** Start of Given data **

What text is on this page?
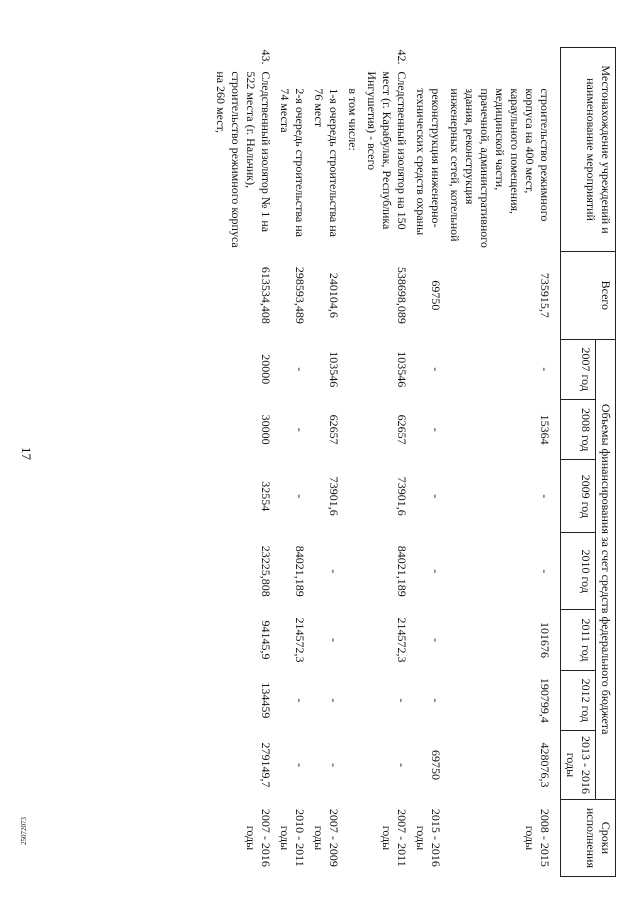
17
25072073
Местонахождение учреждений и наименование мероприятий		Всего	Объемы финансирования за счет средств федерального бюджета							Сроки исполнения
			2007 год	2008 год	2009 год	2010 год	2011 год	2012 год	2013 - 2016 годы	
	строительство режимного корпуса на 400 мест, караульного помещения, медицинской части, прачечной, административного здания, реконструкция инженерных сетей, котельной	735915,7	-	15364	-	-	101676	190799,4	428076,3	2008 - 2015 годы
	реконструкция инженерно-технических средств охраны	69750	-	-	-	-	-	-	69750	2015 - 2016 годы
42.	Следственный изолятор на 150 мест (г. Карабулак, Республика Ингушетия) - всего	538698,089	103546	62657	73901,6	84021,189	214572,3	-	-	2007 - 2011 годы
	в том числе:									
	1-я очередь строительства на 76 мест	240104,6	103546	62657	73901,6	-	-	-	-	2007 - 2009 годы
	2-я очередь строительства на 74 места	298593,489	-	-	-	84021,189	214572,3	-	-	2010 - 2011 годы
43.	Следственный изолятор № 1 на 522 места (г. Нальчик), строительство режимного корпуса на 260 мест,	613534,408	20000	30000	32554	23225,808	94145,9	134459	279149,7	2007 - 2016 годы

** End of Given data **

• [What to do] All lines in the data that contain the word "места" should be copied.

• [Response to the exercise]
	2-я очередь строительства на 74 места	298593,489	-	-	-	84021,189	214572,3	-	-	2010 - 2011 годы
43.	Следственный изолятор № 1 на 522 места (г. Нальчик), строительство режимного корпуса на 260 мест,	613534,408	20000	30000	32554	23225,808	94145,9	134459	279149,7	2007 - 2016 годы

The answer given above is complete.